Immigration status – a guide for employers

As the best immigration lawyers in London know, Immigration Law and employment law do not always sit easily together. Indeed, for any employer in the UK, working with top employment solicitors who also have an in-depth knowledge of the immigration rules is a must. Whether you are employing someone from overseas specifically to fill a post under the Tier 2 visa route, or you are carrying out the right to work checks on an employee as part of your routine recruitment and onboarding processes, taking advice from an immigration lawyer and UK employment lawyer will help you navigate the tricky landscape of UK immigration law. While immigration rules require employers to take steps to ensure every employee has the right to work in the UK, and impose heavy penalties, both criminal and civil, on employers who are found to be breaching the rules, employment law requires that principles of equal treatment and non-discrimination are adhered to, and that employees are treated fairly.

immigration in the workplace

In recent years, employers have been asked to take on a number of functions managing and policing the immigration status of employees and prospective employees. An organisation wishing to recruit from outside the EU/EEA (because appropriate skills are not available within the settled workforce) must usually set up the rigorous system required under the Tier 2 visa route and maintain routine compliance on an ongoing basis. Aside from the situation where an organisation is specifically recruiting from abroad, employers must check that all employees have the right to work in the UK. Both scenarios impose significant obligations on an employing organisation, and yet failing to have appropriate systems in place can lead to serious penalties for non-compliance – criminal as well as civil.

How employment law may impact on the management of immigration issues

UK employment law applies to pretty much every employing organisation within the UK. The nationality of the employee is irrelevant – and so, to a certain extent, is his or her immigration status. He or she must still be accorded treatment in accordance with the UK’s employment laws. Treatment of the prospective employee during recruitment, throughout the employment relationship and on termination of the relationship must be without discrimination or harassment; dismissals must be fair and in accordance with the contract of employment.

An employer cannot continue to employ someone who does not have the correct immigration status – to do so would break the law. However, in bringing the employment relationship to an end, or in withdrawing a job offer, the employer must be sure that he does so in accordance with UK employment law. An example of where this might come into play would be in the case of an employee issued a Tier 2 certificate of sponsorship for one role who then wishes to transfer into a different role. In that case, the employer would potentially be employing the individual illegally, but to bring the employment to an end fairly, the employer would need to follow a fair process, and make sure the dismissal was fair and reasonable in the circumstances. This might include consideration of whether a new certificate of sponsorship could be obtained.

immigration status – key points for Recruiting Managers and HR Managers

The importance of having robust internal processes for dealing with right to work checks, and, if applicable, the issue and management of certificates of sponsorship cannot be under-estimated for any employer.

__WORK REQUIRED__
Decide whether each statement below agrees with the employer guide on immigration status, answering yes or no and quoting the guide's deciding words. (a) The protection of UK employment law depends on the employee's nationality. (b) Penalties for lacking the right systems can be criminal as well as civil. (c) An employer may keep employing someone who lacks the correct immigration status.

Recorded data:
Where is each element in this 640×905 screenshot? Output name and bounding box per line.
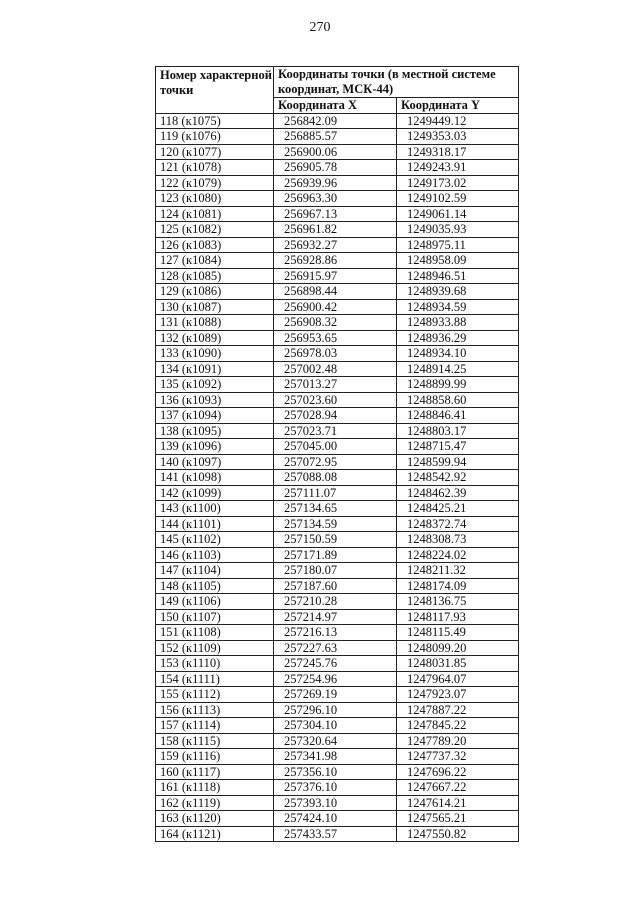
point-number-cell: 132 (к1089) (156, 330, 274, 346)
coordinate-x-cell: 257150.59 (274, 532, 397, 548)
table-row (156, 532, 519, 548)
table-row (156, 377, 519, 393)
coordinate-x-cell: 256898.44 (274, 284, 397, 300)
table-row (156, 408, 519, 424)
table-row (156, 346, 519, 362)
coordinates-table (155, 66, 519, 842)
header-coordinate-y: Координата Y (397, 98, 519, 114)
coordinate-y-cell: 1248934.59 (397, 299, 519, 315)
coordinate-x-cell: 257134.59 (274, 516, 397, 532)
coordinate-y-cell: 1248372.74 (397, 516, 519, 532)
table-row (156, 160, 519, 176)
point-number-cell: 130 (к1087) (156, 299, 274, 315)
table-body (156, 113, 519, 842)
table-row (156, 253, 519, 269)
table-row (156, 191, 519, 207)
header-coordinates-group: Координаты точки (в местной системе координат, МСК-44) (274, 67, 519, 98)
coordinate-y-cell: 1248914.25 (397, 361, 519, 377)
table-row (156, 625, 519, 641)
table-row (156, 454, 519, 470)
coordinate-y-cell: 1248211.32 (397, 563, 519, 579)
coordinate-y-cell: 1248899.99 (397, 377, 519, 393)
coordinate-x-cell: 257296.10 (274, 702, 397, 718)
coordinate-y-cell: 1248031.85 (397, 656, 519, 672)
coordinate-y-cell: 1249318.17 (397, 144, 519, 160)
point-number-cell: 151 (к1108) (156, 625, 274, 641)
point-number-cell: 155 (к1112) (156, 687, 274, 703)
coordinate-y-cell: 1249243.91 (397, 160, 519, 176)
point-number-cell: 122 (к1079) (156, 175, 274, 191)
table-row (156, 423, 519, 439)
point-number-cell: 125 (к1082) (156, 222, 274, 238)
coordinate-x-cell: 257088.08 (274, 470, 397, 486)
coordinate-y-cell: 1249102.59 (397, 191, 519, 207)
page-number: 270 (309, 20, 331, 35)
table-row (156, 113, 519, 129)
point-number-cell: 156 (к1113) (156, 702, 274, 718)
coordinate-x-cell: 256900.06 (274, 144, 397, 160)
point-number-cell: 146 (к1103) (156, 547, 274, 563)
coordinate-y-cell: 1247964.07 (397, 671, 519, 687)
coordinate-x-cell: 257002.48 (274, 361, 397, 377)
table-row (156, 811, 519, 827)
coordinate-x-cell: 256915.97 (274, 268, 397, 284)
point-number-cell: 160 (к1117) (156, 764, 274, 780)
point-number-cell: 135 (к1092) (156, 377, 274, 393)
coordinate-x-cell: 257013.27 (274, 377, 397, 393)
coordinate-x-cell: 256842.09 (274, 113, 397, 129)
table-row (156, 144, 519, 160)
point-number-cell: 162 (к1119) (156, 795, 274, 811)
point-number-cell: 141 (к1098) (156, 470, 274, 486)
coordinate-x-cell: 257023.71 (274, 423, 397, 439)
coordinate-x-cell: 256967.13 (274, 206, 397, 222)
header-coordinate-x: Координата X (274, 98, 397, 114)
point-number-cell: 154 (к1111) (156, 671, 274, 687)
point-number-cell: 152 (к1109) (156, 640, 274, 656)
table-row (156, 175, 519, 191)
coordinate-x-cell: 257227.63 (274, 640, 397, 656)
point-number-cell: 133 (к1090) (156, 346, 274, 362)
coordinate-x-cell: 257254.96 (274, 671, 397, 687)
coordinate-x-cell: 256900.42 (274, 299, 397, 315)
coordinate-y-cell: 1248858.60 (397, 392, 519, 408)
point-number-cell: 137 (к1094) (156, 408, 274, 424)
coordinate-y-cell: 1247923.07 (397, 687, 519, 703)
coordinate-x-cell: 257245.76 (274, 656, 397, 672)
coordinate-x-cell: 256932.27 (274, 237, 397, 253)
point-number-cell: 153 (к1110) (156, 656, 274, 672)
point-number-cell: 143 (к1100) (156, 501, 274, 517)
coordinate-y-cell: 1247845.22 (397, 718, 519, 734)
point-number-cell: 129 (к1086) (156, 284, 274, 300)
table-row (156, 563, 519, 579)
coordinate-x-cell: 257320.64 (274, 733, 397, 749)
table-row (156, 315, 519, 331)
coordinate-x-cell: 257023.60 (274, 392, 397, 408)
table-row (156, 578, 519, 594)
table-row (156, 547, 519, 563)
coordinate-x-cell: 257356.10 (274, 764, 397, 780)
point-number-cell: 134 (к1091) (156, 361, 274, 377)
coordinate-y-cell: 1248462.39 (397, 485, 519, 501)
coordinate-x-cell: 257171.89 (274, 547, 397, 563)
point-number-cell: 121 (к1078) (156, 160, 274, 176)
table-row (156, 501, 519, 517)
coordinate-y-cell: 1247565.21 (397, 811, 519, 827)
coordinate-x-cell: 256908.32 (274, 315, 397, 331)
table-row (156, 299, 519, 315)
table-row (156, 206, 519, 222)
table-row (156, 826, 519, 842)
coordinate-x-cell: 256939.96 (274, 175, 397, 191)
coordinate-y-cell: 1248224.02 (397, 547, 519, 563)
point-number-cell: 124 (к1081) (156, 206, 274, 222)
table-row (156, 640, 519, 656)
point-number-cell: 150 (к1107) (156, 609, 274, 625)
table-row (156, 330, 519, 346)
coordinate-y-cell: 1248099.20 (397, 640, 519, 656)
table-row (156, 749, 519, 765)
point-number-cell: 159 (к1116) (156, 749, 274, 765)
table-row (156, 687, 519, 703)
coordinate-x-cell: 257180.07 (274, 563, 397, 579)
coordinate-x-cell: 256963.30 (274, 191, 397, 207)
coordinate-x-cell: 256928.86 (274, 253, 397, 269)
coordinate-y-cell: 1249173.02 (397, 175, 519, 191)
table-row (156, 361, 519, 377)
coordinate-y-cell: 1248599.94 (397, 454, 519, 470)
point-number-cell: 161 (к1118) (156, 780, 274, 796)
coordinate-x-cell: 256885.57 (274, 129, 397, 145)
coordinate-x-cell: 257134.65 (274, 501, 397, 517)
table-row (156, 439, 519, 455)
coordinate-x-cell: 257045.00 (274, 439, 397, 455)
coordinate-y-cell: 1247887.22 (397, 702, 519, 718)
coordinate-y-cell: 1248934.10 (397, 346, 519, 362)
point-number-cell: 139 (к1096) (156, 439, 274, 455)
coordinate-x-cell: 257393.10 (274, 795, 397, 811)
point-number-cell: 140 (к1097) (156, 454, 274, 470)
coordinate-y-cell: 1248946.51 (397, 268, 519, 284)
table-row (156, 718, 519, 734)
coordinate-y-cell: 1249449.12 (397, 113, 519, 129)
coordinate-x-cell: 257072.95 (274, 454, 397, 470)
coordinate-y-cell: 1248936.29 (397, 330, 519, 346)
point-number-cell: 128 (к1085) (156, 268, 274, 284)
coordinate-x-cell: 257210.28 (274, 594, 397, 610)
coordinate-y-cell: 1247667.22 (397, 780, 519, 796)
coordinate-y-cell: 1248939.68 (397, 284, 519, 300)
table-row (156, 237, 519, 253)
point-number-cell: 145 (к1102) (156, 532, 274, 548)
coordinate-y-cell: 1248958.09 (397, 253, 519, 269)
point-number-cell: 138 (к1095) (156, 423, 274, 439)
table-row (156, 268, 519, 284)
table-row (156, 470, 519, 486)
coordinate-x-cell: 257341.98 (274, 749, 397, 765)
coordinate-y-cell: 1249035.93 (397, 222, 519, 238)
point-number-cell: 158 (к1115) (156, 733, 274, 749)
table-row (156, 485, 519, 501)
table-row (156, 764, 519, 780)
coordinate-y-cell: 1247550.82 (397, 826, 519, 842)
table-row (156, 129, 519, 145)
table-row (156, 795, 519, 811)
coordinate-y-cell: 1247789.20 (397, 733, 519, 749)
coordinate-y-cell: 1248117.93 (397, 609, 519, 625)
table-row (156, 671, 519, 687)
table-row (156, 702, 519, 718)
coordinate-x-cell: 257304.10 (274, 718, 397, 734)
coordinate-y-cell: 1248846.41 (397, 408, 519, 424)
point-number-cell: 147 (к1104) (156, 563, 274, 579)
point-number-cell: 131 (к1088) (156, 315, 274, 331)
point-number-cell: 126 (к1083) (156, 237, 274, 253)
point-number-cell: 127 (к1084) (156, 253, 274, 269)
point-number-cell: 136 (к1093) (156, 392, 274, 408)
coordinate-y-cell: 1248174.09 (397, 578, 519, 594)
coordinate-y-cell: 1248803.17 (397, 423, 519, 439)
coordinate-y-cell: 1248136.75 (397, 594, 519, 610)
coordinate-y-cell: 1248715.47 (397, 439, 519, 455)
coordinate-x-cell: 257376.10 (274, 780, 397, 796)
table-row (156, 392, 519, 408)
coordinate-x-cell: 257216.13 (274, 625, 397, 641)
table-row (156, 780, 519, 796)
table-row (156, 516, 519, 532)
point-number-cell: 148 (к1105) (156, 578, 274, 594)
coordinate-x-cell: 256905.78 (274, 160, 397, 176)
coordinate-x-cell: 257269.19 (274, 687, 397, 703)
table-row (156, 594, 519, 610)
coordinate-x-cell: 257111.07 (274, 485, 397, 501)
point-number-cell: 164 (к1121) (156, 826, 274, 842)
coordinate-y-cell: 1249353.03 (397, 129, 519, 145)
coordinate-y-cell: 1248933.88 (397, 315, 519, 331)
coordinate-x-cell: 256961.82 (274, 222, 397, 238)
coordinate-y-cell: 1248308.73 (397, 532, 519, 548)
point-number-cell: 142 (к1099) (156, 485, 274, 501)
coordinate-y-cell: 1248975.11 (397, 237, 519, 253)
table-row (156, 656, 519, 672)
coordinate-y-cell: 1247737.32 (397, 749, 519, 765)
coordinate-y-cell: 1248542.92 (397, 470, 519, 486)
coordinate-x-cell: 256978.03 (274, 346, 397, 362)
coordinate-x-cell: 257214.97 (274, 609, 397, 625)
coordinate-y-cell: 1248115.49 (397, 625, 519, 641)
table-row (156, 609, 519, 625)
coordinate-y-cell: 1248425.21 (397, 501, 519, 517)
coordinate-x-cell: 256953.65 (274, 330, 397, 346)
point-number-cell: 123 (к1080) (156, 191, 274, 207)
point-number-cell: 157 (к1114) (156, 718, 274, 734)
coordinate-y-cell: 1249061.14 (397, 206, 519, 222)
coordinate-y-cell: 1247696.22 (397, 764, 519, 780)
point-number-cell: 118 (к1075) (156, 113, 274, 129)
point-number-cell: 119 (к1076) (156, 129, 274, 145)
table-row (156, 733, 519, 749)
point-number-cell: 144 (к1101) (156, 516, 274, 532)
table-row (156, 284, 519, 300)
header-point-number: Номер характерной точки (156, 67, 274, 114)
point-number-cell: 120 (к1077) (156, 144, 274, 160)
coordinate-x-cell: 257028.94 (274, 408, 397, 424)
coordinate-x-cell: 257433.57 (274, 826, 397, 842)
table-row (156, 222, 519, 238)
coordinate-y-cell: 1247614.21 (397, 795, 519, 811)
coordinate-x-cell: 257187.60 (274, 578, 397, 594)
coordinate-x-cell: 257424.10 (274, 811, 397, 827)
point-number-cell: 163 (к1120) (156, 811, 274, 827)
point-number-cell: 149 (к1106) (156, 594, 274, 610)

__EXERCISE OUTPUT__
(a) No: "The nationality of the employee is irrelevant"
(b) Yes: "failing to have appropriate systems in place can lead to serious penalties for non-compliance – criminal as well as civil"
(c) No: "An employer cannot continue to employ someone who does not have the correct immigration status – to do so would break the law."